→ Listed records
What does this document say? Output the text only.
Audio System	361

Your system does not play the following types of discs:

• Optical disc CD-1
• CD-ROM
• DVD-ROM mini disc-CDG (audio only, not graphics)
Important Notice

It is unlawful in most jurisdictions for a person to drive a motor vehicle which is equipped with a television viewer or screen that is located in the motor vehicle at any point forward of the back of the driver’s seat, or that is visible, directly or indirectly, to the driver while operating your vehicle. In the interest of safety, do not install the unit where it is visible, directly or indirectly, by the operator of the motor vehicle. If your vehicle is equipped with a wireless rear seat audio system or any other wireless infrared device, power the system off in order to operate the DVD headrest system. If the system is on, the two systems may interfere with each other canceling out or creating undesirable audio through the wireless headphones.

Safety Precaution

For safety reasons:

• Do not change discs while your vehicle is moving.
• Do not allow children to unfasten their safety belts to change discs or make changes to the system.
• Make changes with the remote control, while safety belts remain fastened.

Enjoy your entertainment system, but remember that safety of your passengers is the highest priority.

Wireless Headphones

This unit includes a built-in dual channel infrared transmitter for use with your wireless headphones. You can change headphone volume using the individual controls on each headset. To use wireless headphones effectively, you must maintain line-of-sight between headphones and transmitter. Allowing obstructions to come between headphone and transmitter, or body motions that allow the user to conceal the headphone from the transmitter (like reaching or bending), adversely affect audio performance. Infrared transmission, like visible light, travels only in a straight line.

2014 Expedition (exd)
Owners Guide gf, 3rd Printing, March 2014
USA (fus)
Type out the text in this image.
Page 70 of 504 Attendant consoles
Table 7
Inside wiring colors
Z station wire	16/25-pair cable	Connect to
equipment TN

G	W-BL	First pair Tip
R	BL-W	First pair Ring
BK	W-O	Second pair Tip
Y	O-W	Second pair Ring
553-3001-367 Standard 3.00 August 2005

→ Required task
Copy every line exactly. Leave nothing out.

→ Answer to the task
What does this document say? Output the text only.
Audio System	361

Your system does not play the following types of discs:

• Optical disc CD-1
• CD-ROM
• DVD-ROM mini disc-CDG (audio only, not graphics)
Important Notice

It is unlawful in most jurisdictions for a person to drive a motor vehicle which is equipped with a television viewer or screen that is located in the motor vehicle at any point forward of the back of the driver’s seat, or that is visible, directly or indirectly, to the driver while operating your vehicle. In the interest of safety, do not install the unit where it is visible, directly or indirectly, by the operator of the motor vehicle. If your vehicle is equipped with a wireless rear seat audio system or any other wireless infrared device, power the system off in order to operate the DVD headrest system. If the system is on, the two systems may interfere with each other canceling out or creating undesirable audio through the wireless headphones.

Safety Precaution

For safety reasons:

• Do not change discs while your vehicle is moving.
• Do not allow children to unfasten their safety belts to change discs or make changes to the system.
• Make changes with the remote control, while safety belts remain fastened.

Enjoy your entertainment system, but remember that safety of your passengers is the highest priority.

Wireless Headphones

This unit includes a built-in dual channel infrared transmitter for use with your wireless headphones. You can change headphone volume using the individual controls on each headset. To use wireless headphones effectively, you must maintain line-of-sight between headphones and transmitter. Allowing obstructions to come between headphone and transmitter, or body motions that allow the user to conceal the headphone from the transmitter (like reaching or bending), adversely affect audio performance. Infrared transmission, like visible light, travels only in a straight line.

2014 Expedition (exd)
Owners Guide gf, 3rd Printing, March 2014
USA (fus)
Type out the text in this image.
Page 70 of 504 Attendant consoles
Table 7
Inside wiring colors
Z station wire	16/25-pair cable	Connect to
equipment TN

G	W-BL	First pair Tip
R	BL-W	First pair Ring
BK	W-O	Second pair Tip
Y	O-W	Second pair Ring
553-3001-367 Standard 3.00 August 2005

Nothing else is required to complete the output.